**EXERCISE REQUIREMENTS:** Check each line of the material below, and copy it if it holds the string "Lateral".

**PROVIDED DATA:**
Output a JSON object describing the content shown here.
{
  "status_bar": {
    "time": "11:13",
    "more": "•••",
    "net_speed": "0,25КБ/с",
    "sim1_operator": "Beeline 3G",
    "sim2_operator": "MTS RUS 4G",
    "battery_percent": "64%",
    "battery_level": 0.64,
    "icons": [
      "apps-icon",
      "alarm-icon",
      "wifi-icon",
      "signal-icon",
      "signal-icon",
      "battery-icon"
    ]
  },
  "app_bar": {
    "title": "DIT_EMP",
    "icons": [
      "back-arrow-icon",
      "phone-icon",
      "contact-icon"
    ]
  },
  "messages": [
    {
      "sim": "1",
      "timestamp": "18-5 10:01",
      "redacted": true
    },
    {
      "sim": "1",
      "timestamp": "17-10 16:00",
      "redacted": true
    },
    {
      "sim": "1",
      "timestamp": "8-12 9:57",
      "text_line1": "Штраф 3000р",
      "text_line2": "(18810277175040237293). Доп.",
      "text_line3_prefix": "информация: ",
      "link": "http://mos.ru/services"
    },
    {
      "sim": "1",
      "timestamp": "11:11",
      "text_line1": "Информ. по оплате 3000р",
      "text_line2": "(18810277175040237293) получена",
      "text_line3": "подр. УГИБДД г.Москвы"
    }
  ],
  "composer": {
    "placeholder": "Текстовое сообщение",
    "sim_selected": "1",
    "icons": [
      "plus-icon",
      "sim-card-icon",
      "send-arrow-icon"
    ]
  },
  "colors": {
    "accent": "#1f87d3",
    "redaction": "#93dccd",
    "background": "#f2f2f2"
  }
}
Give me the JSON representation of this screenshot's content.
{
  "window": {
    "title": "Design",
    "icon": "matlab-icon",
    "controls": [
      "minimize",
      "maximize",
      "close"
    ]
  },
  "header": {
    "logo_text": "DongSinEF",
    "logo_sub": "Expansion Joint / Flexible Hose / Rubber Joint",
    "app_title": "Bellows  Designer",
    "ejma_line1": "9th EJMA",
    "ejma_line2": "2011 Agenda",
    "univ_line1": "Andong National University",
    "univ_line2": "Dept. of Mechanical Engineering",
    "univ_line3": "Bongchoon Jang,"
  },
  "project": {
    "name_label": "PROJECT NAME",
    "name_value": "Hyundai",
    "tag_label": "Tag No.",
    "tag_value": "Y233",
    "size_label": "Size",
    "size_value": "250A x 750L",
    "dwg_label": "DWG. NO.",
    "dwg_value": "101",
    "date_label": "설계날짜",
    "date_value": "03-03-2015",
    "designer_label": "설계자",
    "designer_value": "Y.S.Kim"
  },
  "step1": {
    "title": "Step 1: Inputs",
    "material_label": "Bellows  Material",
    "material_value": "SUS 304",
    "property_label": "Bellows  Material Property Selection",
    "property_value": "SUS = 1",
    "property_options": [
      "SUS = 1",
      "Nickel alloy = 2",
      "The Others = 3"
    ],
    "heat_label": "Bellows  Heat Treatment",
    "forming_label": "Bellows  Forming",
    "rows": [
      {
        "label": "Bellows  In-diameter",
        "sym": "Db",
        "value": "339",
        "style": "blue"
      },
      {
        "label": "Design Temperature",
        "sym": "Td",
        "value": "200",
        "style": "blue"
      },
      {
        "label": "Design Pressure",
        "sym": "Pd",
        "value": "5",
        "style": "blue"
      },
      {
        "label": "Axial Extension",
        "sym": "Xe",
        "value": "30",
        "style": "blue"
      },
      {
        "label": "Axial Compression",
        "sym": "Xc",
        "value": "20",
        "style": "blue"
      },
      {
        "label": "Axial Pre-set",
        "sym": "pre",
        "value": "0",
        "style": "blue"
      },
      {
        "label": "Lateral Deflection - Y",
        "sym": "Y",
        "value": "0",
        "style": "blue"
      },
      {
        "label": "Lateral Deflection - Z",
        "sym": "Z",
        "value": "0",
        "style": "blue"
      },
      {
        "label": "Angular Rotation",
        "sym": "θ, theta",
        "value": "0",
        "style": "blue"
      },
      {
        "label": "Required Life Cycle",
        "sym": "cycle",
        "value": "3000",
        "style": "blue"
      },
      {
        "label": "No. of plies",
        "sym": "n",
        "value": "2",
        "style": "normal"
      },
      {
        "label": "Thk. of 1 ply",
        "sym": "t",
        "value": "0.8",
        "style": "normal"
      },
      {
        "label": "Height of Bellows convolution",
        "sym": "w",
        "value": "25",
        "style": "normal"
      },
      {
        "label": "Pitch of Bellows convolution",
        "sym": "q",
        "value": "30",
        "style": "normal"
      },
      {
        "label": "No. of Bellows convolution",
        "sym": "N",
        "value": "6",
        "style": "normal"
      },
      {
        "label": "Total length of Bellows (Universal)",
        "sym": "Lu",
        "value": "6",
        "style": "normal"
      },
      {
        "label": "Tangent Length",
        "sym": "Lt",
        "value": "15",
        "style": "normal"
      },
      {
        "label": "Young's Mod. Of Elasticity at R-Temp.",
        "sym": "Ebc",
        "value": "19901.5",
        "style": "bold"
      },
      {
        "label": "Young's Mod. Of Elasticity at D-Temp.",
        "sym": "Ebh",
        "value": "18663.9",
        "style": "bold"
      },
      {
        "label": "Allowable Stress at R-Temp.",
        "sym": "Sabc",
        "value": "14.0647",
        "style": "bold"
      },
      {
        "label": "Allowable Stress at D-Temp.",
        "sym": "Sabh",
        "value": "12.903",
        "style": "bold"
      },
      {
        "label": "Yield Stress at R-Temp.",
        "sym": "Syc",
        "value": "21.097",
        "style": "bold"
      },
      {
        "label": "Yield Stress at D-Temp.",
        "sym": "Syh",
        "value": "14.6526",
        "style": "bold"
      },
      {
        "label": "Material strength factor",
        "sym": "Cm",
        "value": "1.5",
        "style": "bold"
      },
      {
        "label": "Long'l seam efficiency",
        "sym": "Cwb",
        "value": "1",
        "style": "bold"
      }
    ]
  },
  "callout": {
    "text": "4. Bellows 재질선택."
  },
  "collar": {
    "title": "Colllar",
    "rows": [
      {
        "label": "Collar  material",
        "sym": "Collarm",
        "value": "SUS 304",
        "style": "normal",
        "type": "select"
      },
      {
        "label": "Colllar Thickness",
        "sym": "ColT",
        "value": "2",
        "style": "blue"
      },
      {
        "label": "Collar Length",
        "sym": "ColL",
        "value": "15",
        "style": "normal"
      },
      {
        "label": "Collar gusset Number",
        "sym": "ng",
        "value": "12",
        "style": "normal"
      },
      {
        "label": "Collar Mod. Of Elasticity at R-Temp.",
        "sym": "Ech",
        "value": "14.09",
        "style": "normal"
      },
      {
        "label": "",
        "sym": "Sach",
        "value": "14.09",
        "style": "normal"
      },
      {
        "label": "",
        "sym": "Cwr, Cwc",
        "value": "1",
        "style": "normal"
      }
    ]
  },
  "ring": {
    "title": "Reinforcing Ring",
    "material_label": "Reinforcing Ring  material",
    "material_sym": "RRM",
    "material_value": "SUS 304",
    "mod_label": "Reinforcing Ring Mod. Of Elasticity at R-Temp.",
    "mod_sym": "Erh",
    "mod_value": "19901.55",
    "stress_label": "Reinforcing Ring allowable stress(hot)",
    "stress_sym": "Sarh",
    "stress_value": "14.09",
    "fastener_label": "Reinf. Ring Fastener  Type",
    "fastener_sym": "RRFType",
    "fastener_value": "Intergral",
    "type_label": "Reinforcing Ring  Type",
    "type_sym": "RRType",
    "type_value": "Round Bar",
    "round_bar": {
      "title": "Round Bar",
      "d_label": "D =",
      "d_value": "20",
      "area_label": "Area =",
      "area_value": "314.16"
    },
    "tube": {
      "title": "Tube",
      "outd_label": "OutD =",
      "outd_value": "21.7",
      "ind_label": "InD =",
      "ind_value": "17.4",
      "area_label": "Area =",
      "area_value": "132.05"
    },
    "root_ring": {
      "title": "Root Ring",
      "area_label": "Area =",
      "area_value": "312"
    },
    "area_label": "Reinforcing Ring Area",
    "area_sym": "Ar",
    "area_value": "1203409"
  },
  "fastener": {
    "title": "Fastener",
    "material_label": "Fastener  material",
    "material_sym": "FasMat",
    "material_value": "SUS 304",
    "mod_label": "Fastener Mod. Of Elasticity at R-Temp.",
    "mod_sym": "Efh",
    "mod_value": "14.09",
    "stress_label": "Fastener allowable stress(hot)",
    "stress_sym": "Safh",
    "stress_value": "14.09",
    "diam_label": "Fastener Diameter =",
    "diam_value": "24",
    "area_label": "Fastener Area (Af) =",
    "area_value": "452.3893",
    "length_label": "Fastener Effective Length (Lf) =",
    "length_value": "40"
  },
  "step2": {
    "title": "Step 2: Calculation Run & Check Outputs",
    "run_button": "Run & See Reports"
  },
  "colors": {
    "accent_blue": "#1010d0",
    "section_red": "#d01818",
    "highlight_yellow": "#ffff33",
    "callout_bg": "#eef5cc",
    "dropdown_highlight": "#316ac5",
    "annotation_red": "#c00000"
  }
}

**TASK RESULT:**
        "label": "Lateral Deflection - Y",
        "label": "Lateral Deflection - Z",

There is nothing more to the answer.